# Exercise objective
Repeat every entry word for word, skipping the pictures.

# Records shown
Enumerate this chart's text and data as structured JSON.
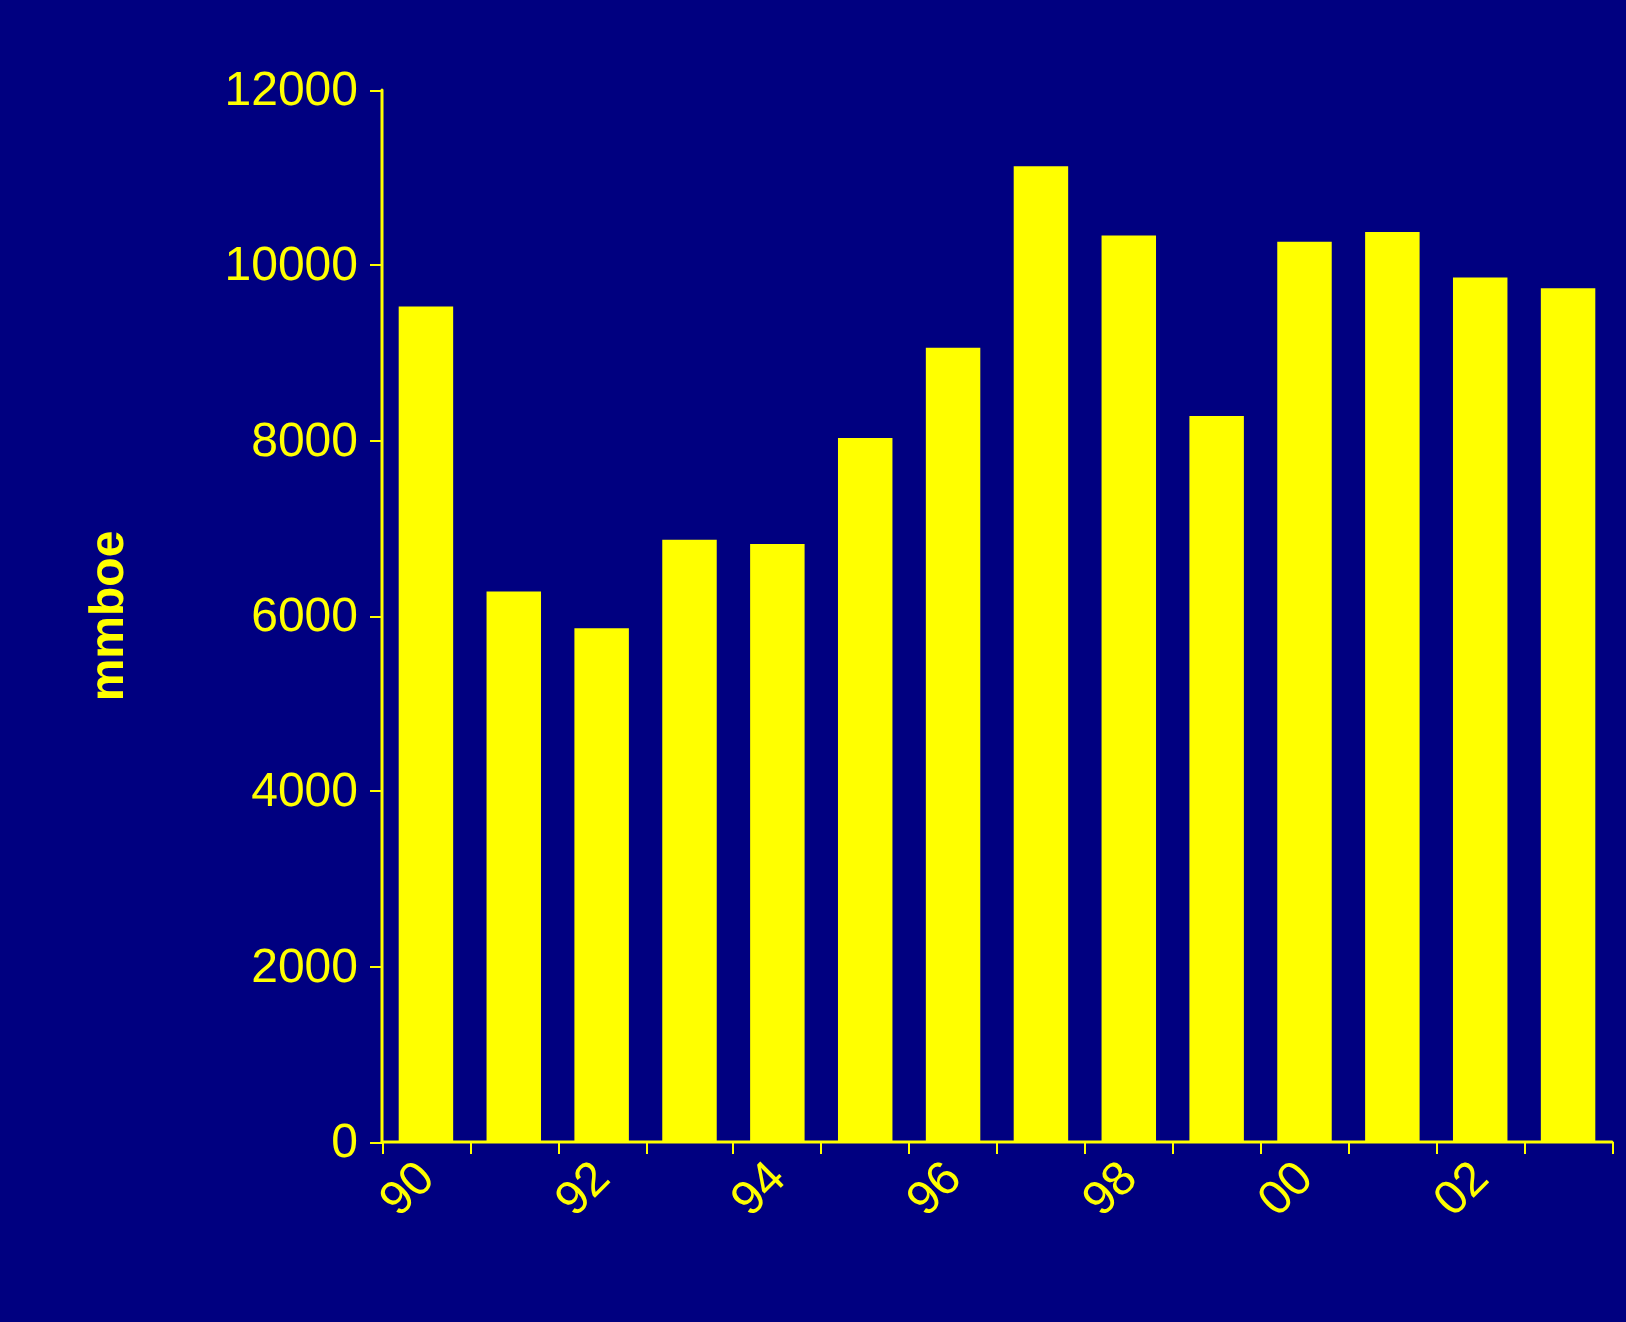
{
  "chart_data": {
    "type": "bar",
    "ylabel": "mmboe",
    "categories": [
      "90",
      null,
      "92",
      null,
      "94",
      null,
      "96",
      null,
      "98",
      null,
      "00",
      null,
      "02",
      null
    ],
    "values": [
      9530,
      6280,
      5860,
      6870,
      6820,
      8030,
      9060,
      11130,
      10340,
      8280,
      10270,
      10380,
      9860,
      9740
    ],
    "color": "#ffff00",
    "ylim": [
      0,
      12000
    ],
    "yticks": [
      0,
      2000,
      4000,
      6000,
      8000,
      10000,
      12000
    ],
    "grid": false
  }
}
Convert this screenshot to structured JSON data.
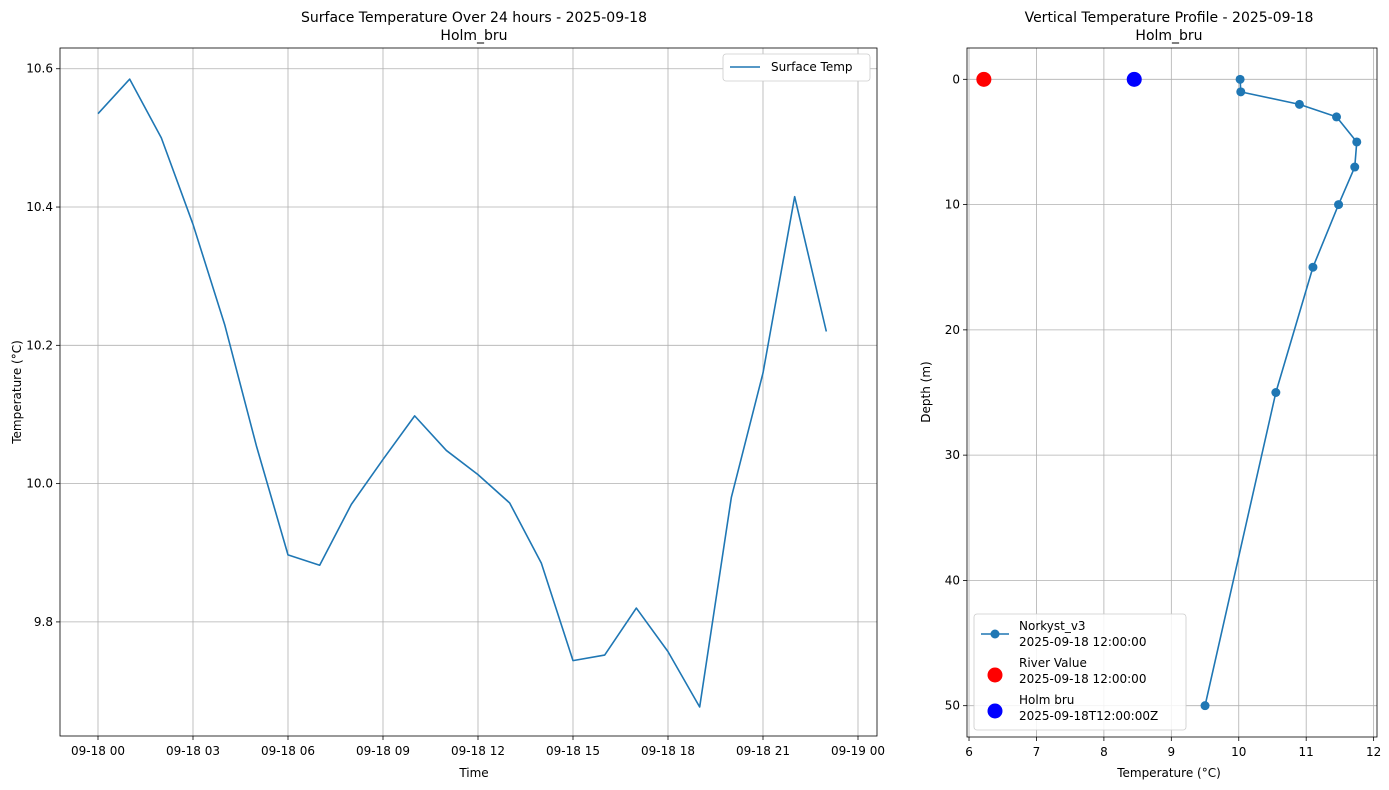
{
  "chart_data": [
    {
      "type": "line",
      "title": "Surface Temperature Over 24 hours - 2025-09-18",
      "subtitle": "Holm_bru",
      "xlabel": "Time",
      "ylabel": "Temperature (°C)",
      "x_ticks": [
        "09-18 00",
        "09-18 03",
        "09-18 06",
        "09-18 09",
        "09-18 12",
        "09-18 15",
        "09-18 18",
        "09-18 21",
        "09-19 00"
      ],
      "y_ticks": [
        "9.8",
        "10.0",
        "10.2",
        "10.4",
        "10.6"
      ],
      "x_hours": [
        0,
        1,
        2,
        3,
        4,
        5,
        6,
        7,
        8,
        9,
        10,
        11,
        12,
        13,
        14,
        15,
        16,
        17,
        18,
        19,
        20,
        21,
        22,
        23
      ],
      "series": [
        {
          "name": "Surface Temp",
          "color": "#1f77b4",
          "values": [
            10.535,
            10.585,
            10.5,
            10.375,
            10.23,
            10.055,
            9.897,
            9.882,
            9.97,
            10.035,
            10.098,
            10.048,
            10.013,
            9.972,
            9.885,
            9.744,
            9.752,
            9.82,
            9.757,
            9.677,
            9.98,
            10.16,
            10.415,
            10.22
          ]
        }
      ],
      "xlim_hours": [
        -1.2,
        24.6
      ],
      "ylim": [
        9.635,
        10.63
      ],
      "grid": true,
      "legend": "top-right"
    },
    {
      "type": "line",
      "title": "Vertical Temperature Profile - 2025-09-18",
      "subtitle": "Holm_bru",
      "xlabel": "Temperature (°C)",
      "ylabel": "Depth (m)",
      "x_ticks": [
        "6",
        "7",
        "8",
        "9",
        "10",
        "11",
        "12"
      ],
      "y_ticks": [
        "0",
        "10",
        "20",
        "30",
        "40",
        "50"
      ],
      "xlim": [
        5.97,
        12.05
      ],
      "ylim": [
        52.5,
        -2.5
      ],
      "y_inverted": true,
      "grid": true,
      "legend": "bottom-left",
      "series": [
        {
          "name": "Norkyst_v3",
          "name_line2": "2025-09-18 12:00:00",
          "color": "#1f77b4",
          "marker": "circle",
          "temperature": [
            10.02,
            10.03,
            10.9,
            11.45,
            11.75,
            11.72,
            11.48,
            11.1,
            10.55,
            9.5
          ],
          "depth": [
            0,
            1,
            2,
            3,
            5,
            7,
            10,
            15,
            25,
            50
          ]
        },
        {
          "name": "River Value",
          "name_line2": "2025-09-18 12:00:00",
          "color": "#ff0000",
          "marker": "large-circle",
          "temperature": [
            6.22
          ],
          "depth": [
            0
          ]
        },
        {
          "name": "Holm bru",
          "name_line2": "2025-09-18T12:00:00Z",
          "color": "#0000ff",
          "marker": "large-circle",
          "temperature": [
            8.45
          ],
          "depth": [
            0
          ]
        }
      ]
    }
  ]
}
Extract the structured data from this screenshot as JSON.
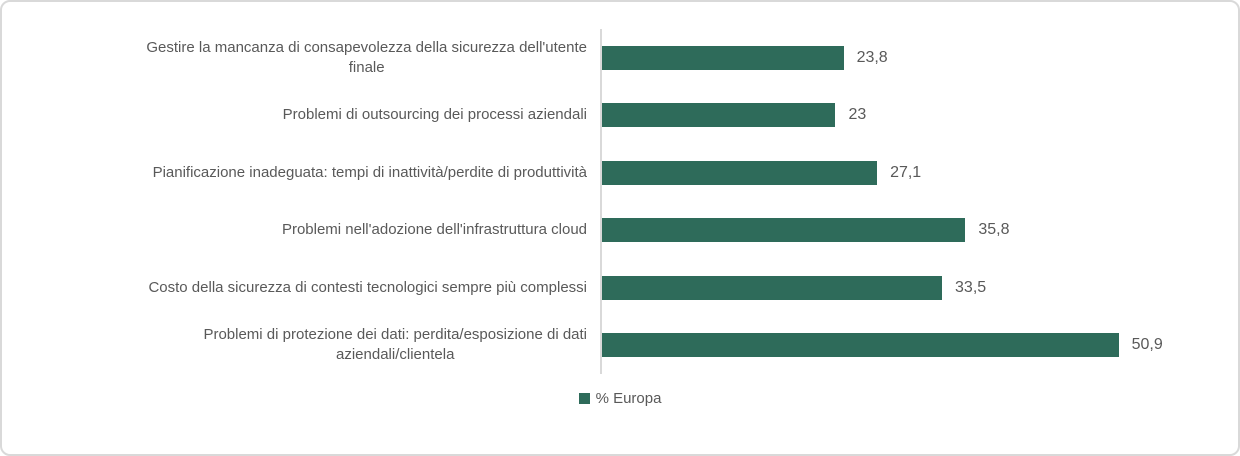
{
  "chart_data": {
    "type": "bar",
    "orientation": "horizontal",
    "title": "",
    "xlabel": "",
    "ylabel": "",
    "xlim": [
      0,
      60
    ],
    "grid": false,
    "legend_position": "bottom",
    "bar_color": "#2e6b5a",
    "axis_line_color": "#d9d9d9",
    "text_color": "#595959",
    "categories": [
      "Gestire la mancanza di consapevolezza della sicurezza dell'utente\nfinale",
      "Problemi di outsourcing dei processi aziendali",
      "Pianificazione inadeguata: tempi di inattività/perdite di produttività",
      "Problemi nell'adozione dell'infrastruttura cloud",
      "Costo della sicurezza di contesti tecnologici sempre più complessi",
      "Problemi di protezione dei dati: perdita/esposizione di dati\naziendali/clientela"
    ],
    "series": [
      {
        "name": "% Europa",
        "values": [
          23.8,
          23,
          27.1,
          35.8,
          33.5,
          50.9
        ]
      }
    ],
    "value_labels": [
      "23,8",
      "23",
      "27,1",
      "35,8",
      "33,5",
      "50,9"
    ]
  },
  "legend": {
    "label": "% Europa"
  }
}
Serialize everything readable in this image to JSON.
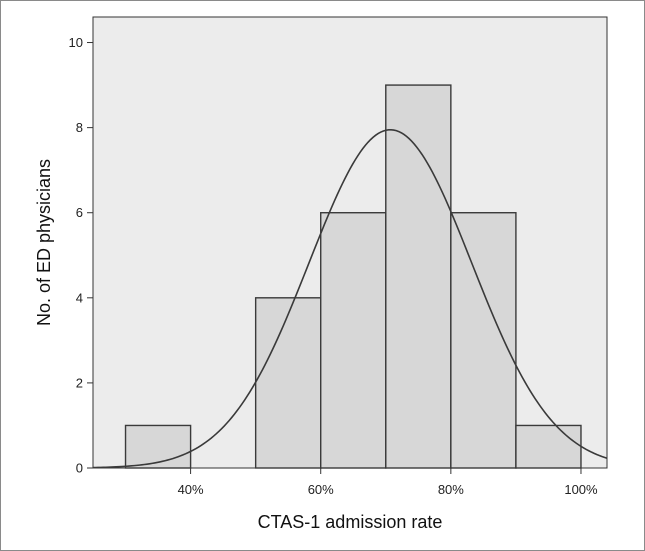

# Complete output
Enumerate this chart's text and data as structured JSON.
{
  "chart_data": {
    "type": "bar",
    "ylabel": "mmboe",
    "categories": [
      "90",
      null,
      "92",
      null,
      "94",
      null,
      "96",
      null,
      "98",
      null,
      "00",
      null,
      "02",
      null
    ],
    "values": [
      9530,
      6280,
      5860,
      6870,
      6820,
      8030,
      9060,
      11130,
      10340,
      8280,
      10270,
      10380,
      9860,
      9740
    ],
    "color": "#ffff00",
    "ylim": [
      0,
      12000
    ],
    "yticks": [
      0,
      2000,
      4000,
      6000,
      8000,
      10000,
      12000
    ],
    "grid": false
  }
}
Convert this screenshot to structured JSON data.
{
  "chart_data": [
    {
      "type": "line",
      "title": "Surface Temperature Over 24 hours - 2025-09-18",
      "subtitle": "Holm_bru",
      "xlabel": "Time",
      "ylabel": "Temperature (°C)",
      "x_ticks": [
        "09-18 00",
        "09-18 03",
        "09-18 06",
        "09-18 09",
        "09-18 12",
        "09-18 15",
        "09-18 18",
        "09-18 21",
        "09-19 00"
      ],
      "y_ticks": [
        "9.8",
        "10.0",
        "10.2",
        "10.4",
        "10.6"
      ],
      "x_hours": [
        0,
        1,
        2,
        3,
        4,
        5,
        6,
        7,
        8,
        9,
        10,
        11,
        12,
        13,
        14,
        15,
        16,
        17,
        18,
        19,
        20,
        21,
        22,
        23
      ],
      "series": [
        {
          "name": "Surface Temp",
          "color": "#1f77b4",
          "values": [
            10.535,
            10.585,
            10.5,
            10.375,
            10.23,
            10.055,
            9.897,
            9.882,
            9.97,
            10.035,
            10.098,
            10.048,
            10.013,
            9.972,
            9.885,
            9.744,
            9.752,
            9.82,
            9.757,
            9.677,
            9.98,
            10.16,
            10.415,
            10.22
          ]
        }
      ],
      "xlim_hours": [
        -1.2,
        24.6
      ],
      "ylim": [
        9.635,
        10.63
      ],
      "grid": true,
      "legend": "top-right"
    },
    {
      "type": "line",
      "title": "Vertical Temperature Profile - 2025-09-18",
      "subtitle": "Holm_bru",
      "xlabel": "Temperature (°C)",
      "ylabel": "Depth (m)",
      "x_ticks": [
        "6",
        "7",
        "8",
        "9",
        "10",
        "11",
        "12"
      ],
      "y_ticks": [
        "0",
        "10",
        "20",
        "30",
        "40",
        "50"
      ],
      "xlim": [
        5.97,
        12.05
      ],
      "ylim": [
        52.5,
        -2.5
      ],
      "y_inverted": true,
      "grid": true,
      "legend": "bottom-left",
      "series": [
        {
          "name": "Norkyst_v3",
          "name_line2": "2025-09-18 12:00:00",
          "color": "#1f77b4",
          "marker": "circle",
          "temperature": [
            10.02,
            10.03,
            10.9,
            11.45,
            11.75,
            11.72,
            11.48,
            11.1,
            10.55,
            9.5
          ],
          "depth": [
            0,
            1,
            2,
            3,
            5,
            7,
            10,
            15,
            25,
            50
          ]
        },
        {
          "name": "River Value",
          "name_line2": "2025-09-18 12:00:00",
          "color": "#ff0000",
          "marker": "large-circle",
          "temperature": [
            6.22
          ],
          "depth": [
            0
          ]
        },
        {
          "name": "Holm bru",
          "name_line2": "2025-09-18T12:00:00Z",
          "color": "#0000ff",
          "marker": "large-circle",
          "temperature": [
            8.45
          ],
          "depth": [
            0
          ]
        }
      ]
    }
  ]
}
Extract the structured data from this screenshot as JSON.
{
  "chart_data": {
    "type": "bar",
    "orientation": "horizontal",
    "title": "",
    "xlabel": "",
    "ylabel": "",
    "xlim": [
      0,
      60
    ],
    "grid": false,
    "legend_position": "bottom",
    "bar_color": "#2e6b5a",
    "axis_line_color": "#d9d9d9",
    "text_color": "#595959",
    "categories": [
      "Gestire la mancanza di consapevolezza della sicurezza dell'utente\nfinale",
      "Problemi di outsourcing dei processi aziendali",
      "Pianificazione inadeguata: tempi di inattività/perdite di produttività",
      "Problemi nell'adozione dell'infrastruttura cloud",
      "Costo della sicurezza di contesti tecnologici sempre più complessi",
      "Problemi di protezione dei dati: perdita/esposizione di dati\naziendali/clientela"
    ],
    "series": [
      {
        "name": "% Europa",
        "values": [
          23.8,
          23,
          27.1,
          35.8,
          33.5,
          50.9
        ]
      }
    ],
    "value_labels": [
      "23,8",
      "23",
      "27,1",
      "35,8",
      "33,5",
      "50,9"
    ]
  },
  "legend": {
    "label": "% Europa"
  }
}
Serialize everything readable in this image to JSON.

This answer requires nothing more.